> _WRITTEN REQUEST_
Please print the full listing exactly.

##### INPUT RECORDS

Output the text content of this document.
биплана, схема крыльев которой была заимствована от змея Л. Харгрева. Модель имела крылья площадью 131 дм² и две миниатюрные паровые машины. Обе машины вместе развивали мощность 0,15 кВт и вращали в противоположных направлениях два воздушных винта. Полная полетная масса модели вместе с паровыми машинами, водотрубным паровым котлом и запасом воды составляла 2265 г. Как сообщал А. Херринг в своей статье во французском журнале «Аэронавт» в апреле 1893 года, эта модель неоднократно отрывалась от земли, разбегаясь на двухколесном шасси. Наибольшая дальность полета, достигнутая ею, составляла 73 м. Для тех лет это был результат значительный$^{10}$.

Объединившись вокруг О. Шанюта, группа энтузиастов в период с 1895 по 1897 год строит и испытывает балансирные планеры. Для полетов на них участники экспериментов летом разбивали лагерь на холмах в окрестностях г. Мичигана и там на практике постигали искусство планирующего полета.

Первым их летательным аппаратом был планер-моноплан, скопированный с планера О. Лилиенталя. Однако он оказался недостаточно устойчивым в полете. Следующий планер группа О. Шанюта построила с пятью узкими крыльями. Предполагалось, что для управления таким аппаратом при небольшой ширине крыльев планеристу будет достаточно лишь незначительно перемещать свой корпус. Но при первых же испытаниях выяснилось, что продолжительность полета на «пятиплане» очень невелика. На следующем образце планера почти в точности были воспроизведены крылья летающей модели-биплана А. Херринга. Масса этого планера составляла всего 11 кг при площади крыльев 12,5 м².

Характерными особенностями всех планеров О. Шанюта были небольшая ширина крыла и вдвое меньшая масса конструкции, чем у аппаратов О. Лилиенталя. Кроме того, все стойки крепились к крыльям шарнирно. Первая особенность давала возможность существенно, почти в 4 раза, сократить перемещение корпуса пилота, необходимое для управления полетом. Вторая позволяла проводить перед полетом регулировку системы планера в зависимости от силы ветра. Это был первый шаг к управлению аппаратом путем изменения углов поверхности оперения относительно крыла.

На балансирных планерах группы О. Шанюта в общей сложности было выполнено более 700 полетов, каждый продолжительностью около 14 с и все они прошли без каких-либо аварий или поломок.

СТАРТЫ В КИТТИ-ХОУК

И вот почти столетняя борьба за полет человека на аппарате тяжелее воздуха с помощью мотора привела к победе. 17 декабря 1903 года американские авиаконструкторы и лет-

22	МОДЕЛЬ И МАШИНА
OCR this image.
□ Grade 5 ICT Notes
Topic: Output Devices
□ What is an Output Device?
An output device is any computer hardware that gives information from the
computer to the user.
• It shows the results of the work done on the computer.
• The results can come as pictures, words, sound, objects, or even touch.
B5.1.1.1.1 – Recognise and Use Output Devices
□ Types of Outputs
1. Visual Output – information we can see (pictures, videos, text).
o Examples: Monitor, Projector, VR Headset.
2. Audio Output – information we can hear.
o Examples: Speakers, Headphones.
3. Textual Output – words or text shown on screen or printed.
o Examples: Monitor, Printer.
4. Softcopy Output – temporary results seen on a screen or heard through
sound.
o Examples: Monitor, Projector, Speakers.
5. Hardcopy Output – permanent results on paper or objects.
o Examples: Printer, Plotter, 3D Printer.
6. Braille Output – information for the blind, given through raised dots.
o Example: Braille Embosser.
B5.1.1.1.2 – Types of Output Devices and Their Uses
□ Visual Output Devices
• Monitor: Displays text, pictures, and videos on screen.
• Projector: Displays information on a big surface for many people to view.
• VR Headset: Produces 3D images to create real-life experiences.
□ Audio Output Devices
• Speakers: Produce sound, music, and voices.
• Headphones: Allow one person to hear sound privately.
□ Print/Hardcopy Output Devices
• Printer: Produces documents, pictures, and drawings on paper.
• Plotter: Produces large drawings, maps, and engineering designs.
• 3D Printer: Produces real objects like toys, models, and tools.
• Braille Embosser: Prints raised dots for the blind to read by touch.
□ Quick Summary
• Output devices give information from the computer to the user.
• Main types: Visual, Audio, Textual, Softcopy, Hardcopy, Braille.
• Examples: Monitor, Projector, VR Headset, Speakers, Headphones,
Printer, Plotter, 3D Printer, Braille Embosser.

##########

> _REPLY TO THE TASK_
Output the text content of this document.
биплана, схема крыльев которой была заимствована от змея Л. Харгрева. Модель имела крылья площадью 131 дм² и две миниатюрные паровые машины. Обе машины вместе развивали мощность 0,15 кВт и вращали в противоположных направлениях два воздушных винта. Полная полетная масса модели вместе с паровыми машинами, водотрубным паровым котлом и запасом воды составляла 2265 г. Как сообщал А. Херринг в своей статье во французском журнале «Аэронавт» в апреле 1893 года, эта модель неоднократно отрывалась от земли, разбегаясь на двухколесном шасси. Наибольшая дальность полета, достигнутая ею, составляла 73 м. Для тех лет это был результат значительный$^{10}$.

Объединившись вокруг О. Шанюта, группа энтузиастов в период с 1895 по 1897 год строит и испытывает балансирные планеры. Для полетов на них участники экспериментов летом разбивали лагерь на холмах в окрестностях г. Мичигана и там на практике постигали искусство планирующего полета.

Первым их летательным аппаратом был планер-моноплан, скопированный с планера О. Лилиенталя. Однако он оказался недостаточно устойчивым в полете. Следующий планер группа О. Шанюта построила с пятью узкими крыльями. Предполагалось, что для управления таким аппаратом при небольшой ширине крыльев планеристу будет достаточно лишь незначительно перемещать свой корпус. Но при первых же испытаниях выяснилось, что продолжительность полета на «пятиплане» очень невелика. На следующем образце планера почти в точности были воспроизведены крылья летающей модели-биплана А. Херринга. Масса этого планера составляла всего 11 кг при площади крыльев 12,5 м².

Характерными особенностями всех планеров О. Шанюта были небольшая ширина крыла и вдвое меньшая масса конструкции, чем у аппаратов О. Лилиенталя. Кроме того, все стойки крепились к крыльям шарнирно. Первая особенность давала возможность существенно, почти в 4 раза, сократить перемещение корпуса пилота, необходимое для управления полетом. Вторая позволяла проводить перед полетом регулировку системы планера в зависимости от силы ветра. Это был первый шаг к управлению аппаратом путем изменения углов поверхности оперения относительно крыла.

На балансирных планерах группы О. Шанюта в общей сложности было выполнено более 700 полетов, каждый продолжительностью около 14 с и все они прошли без каких-либо аварий или поломок.

СТАРТЫ В КИТТИ-ХОУК

И вот почти столетняя борьба за полет человека на аппарате тяжелее воздуха с помощью мотора привела к победе. 17 декабря 1903 года американские авиаконструкторы и лет-

22	МОДЕЛЬ И МАШИНА
OCR this image.
□ Grade 5 ICT Notes
Topic: Output Devices
□ What is an Output Device?
An output device is any computer hardware that gives information from the
computer to the user.
• It shows the results of the work done on the computer.
• The results can come as pictures, words, sound, objects, or even touch.
B5.1.1.1.1 – Recognise and Use Output Devices
□ Types of Outputs
1. Visual Output – information we can see (pictures, videos, text).
o Examples: Monitor, Projector, VR Headset.
2. Audio Output – information we can hear.
o Examples: Speakers, Headphones.
3. Textual Output – words or text shown on screen or printed.
o Examples: Monitor, Printer.
4. Softcopy Output – temporary results seen on a screen or heard through
sound.
o Examples: Monitor, Projector, Speakers.
5. Hardcopy Output – permanent results on paper or objects.
o Examples: Printer, Plotter, 3D Printer.
6. Braille Output – information for the blind, given through raised dots.
o Example: Braille Embosser.
B5.1.1.1.2 – Types of Output Devices and Their Uses
□ Visual Output Devices
• Monitor: Displays text, pictures, and videos on screen.
• Projector: Displays information on a big surface for many people to view.
• VR Headset: Produces 3D images to create real-life experiences.
□ Audio Output Devices
• Speakers: Produce sound, music, and voices.
• Headphones: Allow one person to hear sound privately.
□ Print/Hardcopy Output Devices
• Printer: Produces documents, pictures, and drawings on paper.
• Plotter: Produces large drawings, maps, and engineering designs.
• 3D Printer: Produces real objects like toys, models, and tools.
• Braille Embosser: Prints raised dots for the blind to read by touch.
□ Quick Summary
• Output devices give information from the computer to the user.
• Main types: Visual, Audio, Textual, Softcopy, Hardcopy, Braille.
• Examples: Monitor, Projector, VR Headset, Speakers, Headphones,
Printer, Plotter, 3D Printer, Braille Embosser.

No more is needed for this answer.